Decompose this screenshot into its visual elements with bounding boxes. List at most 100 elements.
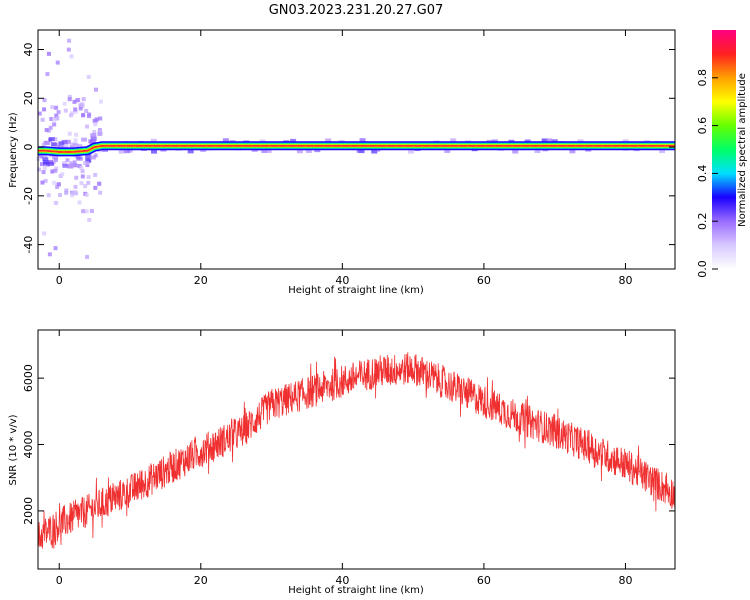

────────────────────────────────────────

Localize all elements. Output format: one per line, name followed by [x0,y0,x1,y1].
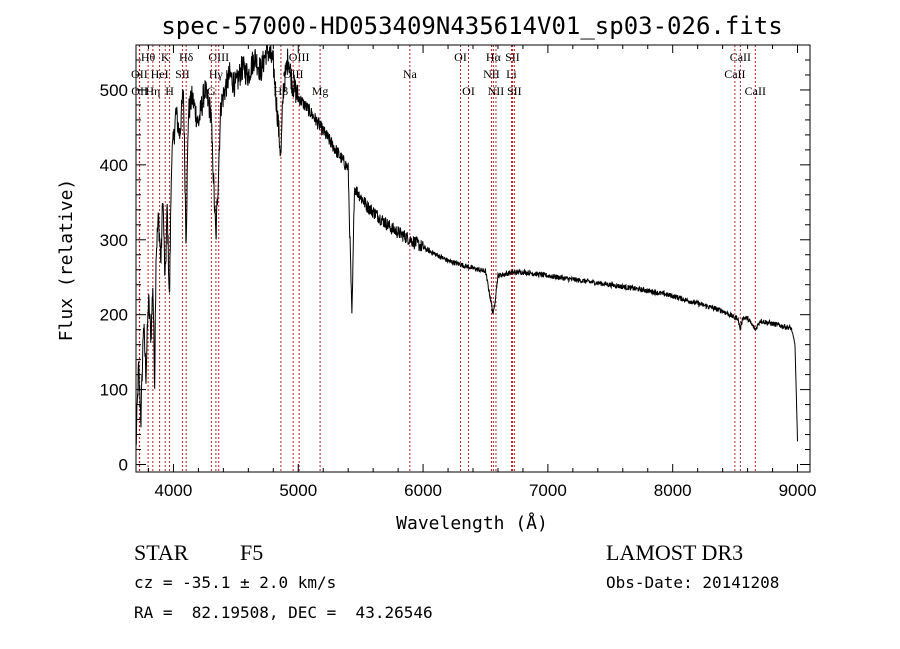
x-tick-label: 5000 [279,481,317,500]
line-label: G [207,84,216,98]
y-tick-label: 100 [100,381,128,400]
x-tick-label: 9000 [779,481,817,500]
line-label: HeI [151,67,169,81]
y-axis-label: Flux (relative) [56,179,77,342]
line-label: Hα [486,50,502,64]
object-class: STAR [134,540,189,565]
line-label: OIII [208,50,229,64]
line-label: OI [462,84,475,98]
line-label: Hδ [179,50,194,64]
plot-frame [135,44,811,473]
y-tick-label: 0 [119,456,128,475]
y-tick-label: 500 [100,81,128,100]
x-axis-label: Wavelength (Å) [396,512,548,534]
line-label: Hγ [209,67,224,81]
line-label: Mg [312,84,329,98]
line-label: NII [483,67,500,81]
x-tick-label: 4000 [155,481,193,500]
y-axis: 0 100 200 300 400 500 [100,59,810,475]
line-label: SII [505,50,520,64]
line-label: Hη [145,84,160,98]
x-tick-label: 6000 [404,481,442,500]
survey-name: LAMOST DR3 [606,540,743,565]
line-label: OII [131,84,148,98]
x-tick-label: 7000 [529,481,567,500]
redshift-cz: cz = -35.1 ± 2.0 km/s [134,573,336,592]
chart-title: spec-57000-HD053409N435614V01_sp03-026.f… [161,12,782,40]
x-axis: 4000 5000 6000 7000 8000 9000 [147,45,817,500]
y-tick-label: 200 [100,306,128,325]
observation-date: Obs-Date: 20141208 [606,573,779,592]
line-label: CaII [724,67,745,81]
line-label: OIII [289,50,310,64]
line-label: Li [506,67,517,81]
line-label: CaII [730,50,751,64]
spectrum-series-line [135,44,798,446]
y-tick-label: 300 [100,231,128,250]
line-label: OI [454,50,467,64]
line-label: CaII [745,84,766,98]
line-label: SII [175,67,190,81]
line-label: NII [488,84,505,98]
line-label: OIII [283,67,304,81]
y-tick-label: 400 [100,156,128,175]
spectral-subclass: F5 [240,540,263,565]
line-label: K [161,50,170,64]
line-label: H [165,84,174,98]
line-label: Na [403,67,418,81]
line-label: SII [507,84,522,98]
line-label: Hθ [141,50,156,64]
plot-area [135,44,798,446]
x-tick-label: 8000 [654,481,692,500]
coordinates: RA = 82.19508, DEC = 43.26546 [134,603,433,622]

────────────────────────────────────────

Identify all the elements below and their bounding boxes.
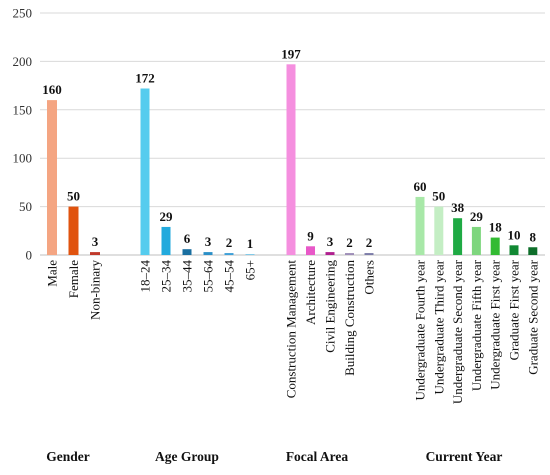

────────────────────────────────────────

Please give the lines again, starting with the line with "Localize all elements." and going on through the line with "line-label: CaII [745,84,766,98]", swapping "x-tick-label" for "x-axis-tick-label" and changing nothing else. Leave the pictures out of your answer.

Localize all elements. Output format: one per line, name followed by [x0,y0,x1,y1].
x-axis-tick-label: 5000 [279,481,317,500]
line-label: G [207,84,216,98]
y-tick-label: 100 [100,381,128,400]
x-axis-tick-label: 9000 [779,481,817,500]
line-label: HeI [151,67,169,81]
y-axis-label: Flux (relative) [56,179,77,342]
line-label: Hα [486,50,502,64]
object-class: STAR [134,540,189,565]
line-label: OIII [208,50,229,64]
line-label: OI [462,84,475,98]
line-label: Hδ [179,50,194,64]
plot-frame [135,44,811,473]
y-tick-label: 0 [119,456,128,475]
y-tick-label: 500 [100,81,128,100]
x-axis-label: Wavelength (Å) [396,512,548,534]
line-label: Hγ [209,67,224,81]
line-label: Mg [312,84,329,98]
line-label: NII [483,67,500,81]
x-axis-tick-label: 4000 [155,481,193,500]
y-axis: 0 100 200 300 400 500 [100,59,810,475]
line-label: SII [505,50,520,64]
line-label: Hη [145,84,160,98]
x-axis-tick-label: 6000 [404,481,442,500]
survey-name: LAMOST DR3 [606,540,743,565]
line-label: OII [131,84,148,98]
x-axis-tick-label: 7000 [529,481,567,500]
redshift-cz: cz = -35.1 ± 2.0 km/s [134,573,336,592]
chart-title: spec-57000-HD053409N435614V01_sp03-026.f… [161,12,782,40]
x-axis: 4000 5000 6000 7000 8000 9000 [147,45,817,500]
y-tick-label: 200 [100,306,128,325]
observation-date: Obs-Date: 20141208 [606,573,779,592]
line-label: CaII [724,67,745,81]
line-label: OIII [289,50,310,64]
line-label: Li [506,67,517,81]
line-label: CaII [730,50,751,64]
spectrum-series-line [135,44,798,446]
y-tick-label: 300 [100,231,128,250]
line-label: OI [454,50,467,64]
line-label: CaII [745,84,766,98]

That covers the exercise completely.